▸ Written instruction:
Will you restate verbatim the lines running from the line with "Decode this image" to the end of the data, leaving out everything else?

▸ Data excerpts:
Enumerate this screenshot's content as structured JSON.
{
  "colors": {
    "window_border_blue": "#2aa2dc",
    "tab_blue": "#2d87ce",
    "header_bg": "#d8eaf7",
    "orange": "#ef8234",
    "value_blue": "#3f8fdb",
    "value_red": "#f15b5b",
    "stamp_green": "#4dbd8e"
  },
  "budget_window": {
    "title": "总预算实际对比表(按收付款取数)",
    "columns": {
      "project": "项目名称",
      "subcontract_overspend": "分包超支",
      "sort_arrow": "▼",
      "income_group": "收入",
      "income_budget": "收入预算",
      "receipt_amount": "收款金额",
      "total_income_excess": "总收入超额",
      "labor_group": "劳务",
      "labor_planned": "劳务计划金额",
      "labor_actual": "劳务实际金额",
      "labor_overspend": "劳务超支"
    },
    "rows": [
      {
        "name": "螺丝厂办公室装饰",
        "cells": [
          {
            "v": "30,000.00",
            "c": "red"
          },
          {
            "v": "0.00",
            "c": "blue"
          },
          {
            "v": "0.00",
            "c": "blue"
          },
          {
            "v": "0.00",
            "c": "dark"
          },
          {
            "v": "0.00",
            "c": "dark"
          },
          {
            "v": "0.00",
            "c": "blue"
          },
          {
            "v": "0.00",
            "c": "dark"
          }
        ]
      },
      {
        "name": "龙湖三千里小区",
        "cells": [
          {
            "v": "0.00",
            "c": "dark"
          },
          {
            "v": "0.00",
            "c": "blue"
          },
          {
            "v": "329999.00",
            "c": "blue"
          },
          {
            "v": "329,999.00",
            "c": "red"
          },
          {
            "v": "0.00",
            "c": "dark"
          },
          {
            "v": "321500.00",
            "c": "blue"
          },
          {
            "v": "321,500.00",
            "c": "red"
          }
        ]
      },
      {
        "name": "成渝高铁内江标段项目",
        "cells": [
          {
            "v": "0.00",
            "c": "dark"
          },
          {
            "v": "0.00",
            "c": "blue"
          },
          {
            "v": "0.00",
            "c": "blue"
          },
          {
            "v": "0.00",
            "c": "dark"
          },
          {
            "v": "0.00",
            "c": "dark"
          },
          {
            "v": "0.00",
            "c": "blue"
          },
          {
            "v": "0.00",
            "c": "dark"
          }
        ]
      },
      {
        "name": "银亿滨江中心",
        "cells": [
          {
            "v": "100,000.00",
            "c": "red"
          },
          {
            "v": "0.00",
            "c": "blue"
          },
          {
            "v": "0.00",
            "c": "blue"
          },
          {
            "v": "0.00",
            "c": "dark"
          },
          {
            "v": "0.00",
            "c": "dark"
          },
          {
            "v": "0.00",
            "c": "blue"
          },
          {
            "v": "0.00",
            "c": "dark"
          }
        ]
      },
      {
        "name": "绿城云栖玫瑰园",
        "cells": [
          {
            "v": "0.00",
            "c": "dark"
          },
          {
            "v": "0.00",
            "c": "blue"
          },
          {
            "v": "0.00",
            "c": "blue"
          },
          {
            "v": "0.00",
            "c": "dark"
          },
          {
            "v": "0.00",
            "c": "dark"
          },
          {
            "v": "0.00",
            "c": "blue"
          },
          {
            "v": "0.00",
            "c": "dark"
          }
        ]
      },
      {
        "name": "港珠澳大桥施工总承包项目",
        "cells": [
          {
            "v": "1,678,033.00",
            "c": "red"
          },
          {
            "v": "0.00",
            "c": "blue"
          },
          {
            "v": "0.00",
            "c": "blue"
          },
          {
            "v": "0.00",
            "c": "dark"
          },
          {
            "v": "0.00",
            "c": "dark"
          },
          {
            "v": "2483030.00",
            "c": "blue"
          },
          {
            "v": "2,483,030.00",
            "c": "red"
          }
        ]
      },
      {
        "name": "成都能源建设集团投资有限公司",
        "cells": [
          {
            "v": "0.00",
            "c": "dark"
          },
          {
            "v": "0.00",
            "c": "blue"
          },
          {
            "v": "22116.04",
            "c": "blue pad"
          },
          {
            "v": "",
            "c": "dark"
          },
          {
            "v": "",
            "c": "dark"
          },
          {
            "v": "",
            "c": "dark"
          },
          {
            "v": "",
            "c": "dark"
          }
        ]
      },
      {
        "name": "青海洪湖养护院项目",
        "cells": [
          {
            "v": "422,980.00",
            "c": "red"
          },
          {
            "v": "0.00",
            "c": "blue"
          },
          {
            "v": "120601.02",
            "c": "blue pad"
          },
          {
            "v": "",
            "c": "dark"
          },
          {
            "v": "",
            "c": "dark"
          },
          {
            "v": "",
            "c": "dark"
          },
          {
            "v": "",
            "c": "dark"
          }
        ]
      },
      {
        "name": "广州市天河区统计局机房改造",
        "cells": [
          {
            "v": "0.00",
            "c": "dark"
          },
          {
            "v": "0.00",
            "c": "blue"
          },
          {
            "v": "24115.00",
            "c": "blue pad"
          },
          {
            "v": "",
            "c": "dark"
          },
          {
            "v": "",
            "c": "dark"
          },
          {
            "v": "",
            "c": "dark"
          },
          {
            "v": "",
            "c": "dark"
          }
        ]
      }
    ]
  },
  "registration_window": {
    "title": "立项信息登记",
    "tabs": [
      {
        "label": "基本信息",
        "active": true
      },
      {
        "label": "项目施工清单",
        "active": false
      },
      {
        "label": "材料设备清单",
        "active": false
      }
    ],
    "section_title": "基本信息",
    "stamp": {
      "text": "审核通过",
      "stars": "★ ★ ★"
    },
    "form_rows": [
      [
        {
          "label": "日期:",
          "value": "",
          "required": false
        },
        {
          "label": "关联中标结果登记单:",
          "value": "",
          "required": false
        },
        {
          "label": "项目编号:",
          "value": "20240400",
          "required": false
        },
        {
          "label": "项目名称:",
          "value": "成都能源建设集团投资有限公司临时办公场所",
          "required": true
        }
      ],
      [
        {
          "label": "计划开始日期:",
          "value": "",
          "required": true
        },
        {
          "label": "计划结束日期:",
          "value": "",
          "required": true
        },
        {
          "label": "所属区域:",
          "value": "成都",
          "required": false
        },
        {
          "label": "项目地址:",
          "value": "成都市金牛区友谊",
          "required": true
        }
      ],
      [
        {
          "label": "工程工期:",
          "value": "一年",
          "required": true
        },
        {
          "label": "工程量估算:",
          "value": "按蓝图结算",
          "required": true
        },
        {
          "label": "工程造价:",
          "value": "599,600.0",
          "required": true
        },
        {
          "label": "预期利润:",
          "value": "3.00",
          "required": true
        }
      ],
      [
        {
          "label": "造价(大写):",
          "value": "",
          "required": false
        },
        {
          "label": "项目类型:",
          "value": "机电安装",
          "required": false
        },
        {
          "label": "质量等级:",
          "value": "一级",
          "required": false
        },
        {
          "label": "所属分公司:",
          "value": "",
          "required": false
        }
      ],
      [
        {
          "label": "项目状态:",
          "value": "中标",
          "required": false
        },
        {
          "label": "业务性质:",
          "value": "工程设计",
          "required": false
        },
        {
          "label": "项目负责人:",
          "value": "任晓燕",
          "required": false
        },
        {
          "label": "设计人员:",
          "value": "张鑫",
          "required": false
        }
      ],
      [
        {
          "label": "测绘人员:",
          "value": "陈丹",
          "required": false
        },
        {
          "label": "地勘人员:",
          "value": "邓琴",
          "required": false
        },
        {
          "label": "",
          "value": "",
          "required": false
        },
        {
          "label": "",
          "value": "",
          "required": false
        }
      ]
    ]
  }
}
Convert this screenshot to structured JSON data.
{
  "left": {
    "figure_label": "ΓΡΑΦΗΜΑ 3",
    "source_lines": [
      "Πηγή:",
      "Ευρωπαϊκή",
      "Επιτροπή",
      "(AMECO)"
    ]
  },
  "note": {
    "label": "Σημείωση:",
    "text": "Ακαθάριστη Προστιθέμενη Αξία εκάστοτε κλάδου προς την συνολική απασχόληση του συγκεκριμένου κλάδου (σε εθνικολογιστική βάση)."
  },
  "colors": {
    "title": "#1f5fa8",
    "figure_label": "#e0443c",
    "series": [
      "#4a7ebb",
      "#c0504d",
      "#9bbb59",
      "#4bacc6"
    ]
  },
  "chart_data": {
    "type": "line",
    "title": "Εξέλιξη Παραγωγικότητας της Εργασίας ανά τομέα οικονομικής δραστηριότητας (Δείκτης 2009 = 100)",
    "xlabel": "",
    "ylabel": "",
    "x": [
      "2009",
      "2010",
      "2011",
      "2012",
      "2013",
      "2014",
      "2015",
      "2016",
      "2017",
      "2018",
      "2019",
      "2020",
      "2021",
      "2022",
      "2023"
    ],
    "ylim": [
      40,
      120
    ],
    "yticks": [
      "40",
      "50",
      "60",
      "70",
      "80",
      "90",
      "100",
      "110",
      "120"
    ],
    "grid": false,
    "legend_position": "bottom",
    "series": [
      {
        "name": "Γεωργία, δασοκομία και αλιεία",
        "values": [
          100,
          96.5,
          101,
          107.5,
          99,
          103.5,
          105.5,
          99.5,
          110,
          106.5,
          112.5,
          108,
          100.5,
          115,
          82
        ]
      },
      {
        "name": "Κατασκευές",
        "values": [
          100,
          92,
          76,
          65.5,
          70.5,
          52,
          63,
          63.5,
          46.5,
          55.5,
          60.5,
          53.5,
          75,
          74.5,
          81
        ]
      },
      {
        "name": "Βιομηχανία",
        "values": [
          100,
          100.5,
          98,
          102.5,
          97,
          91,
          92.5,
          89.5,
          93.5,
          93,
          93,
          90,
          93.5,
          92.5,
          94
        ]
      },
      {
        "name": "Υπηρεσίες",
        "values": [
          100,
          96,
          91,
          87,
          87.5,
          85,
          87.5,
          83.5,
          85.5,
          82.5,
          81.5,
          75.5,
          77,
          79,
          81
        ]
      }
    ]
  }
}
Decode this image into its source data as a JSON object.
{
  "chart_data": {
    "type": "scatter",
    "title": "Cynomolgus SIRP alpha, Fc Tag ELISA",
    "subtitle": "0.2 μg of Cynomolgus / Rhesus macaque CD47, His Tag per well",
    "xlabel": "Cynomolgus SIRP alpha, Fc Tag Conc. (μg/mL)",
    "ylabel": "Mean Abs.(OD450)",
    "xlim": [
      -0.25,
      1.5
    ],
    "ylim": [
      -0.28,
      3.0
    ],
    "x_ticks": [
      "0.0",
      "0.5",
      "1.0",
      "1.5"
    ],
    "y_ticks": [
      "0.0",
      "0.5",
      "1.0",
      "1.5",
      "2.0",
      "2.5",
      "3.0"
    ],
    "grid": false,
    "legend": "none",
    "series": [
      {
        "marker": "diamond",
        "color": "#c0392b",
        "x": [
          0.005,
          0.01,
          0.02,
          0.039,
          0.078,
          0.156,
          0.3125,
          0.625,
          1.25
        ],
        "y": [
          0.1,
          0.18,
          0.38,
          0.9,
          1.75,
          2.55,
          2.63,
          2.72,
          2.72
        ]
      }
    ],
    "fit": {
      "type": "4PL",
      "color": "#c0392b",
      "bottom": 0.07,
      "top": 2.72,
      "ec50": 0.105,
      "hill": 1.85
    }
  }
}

▸ Full solution:
Decode this image into its source data as a JSON object.
{
  "chart_data": {
    "type": "scatter",
    "title": "Cynomolgus SIRP alpha, Fc Tag ELISA",
    "subtitle": "0.2 μg of Cynomolgus / Rhesus macaque CD47, His Tag per well",
    "xlabel": "Cynomolgus SIRP alpha, Fc Tag Conc. (μg/mL)",
    "ylabel": "Mean Abs.(OD450)",
    "xlim": [
      -0.25,
      1.5
    ],
    "ylim": [
      -0.28,
      3.0
    ],
    "x_ticks": [
      "0.0",
      "0.5",
      "1.0",
      "1.5"
    ],
    "y_ticks": [
      "0.0",
      "0.5",
      "1.0",
      "1.5",
      "2.0",
      "2.5",
      "3.0"
    ],
    "grid": false,
    "legend": "none",
    "series": [
      {
        "marker": "diamond",
        "color": "#c0392b",
        "x": [
          0.005,
          0.01,
          0.02,
          0.039,
          0.078,
          0.156,
          0.3125,
          0.625,
          1.25
        ],
        "y": [
          0.1,
          0.18,
          0.38,
          0.9,
          1.75,
          2.55,
          2.63,
          2.72,
          2.72
        ]
      }
    ],
    "fit": {
      "type": "4PL",
      "color": "#c0392b",
      "bottom": 0.07,
      "top": 2.72,
      "ec50": 0.105,
      "hill": 1.85
    }
  }
}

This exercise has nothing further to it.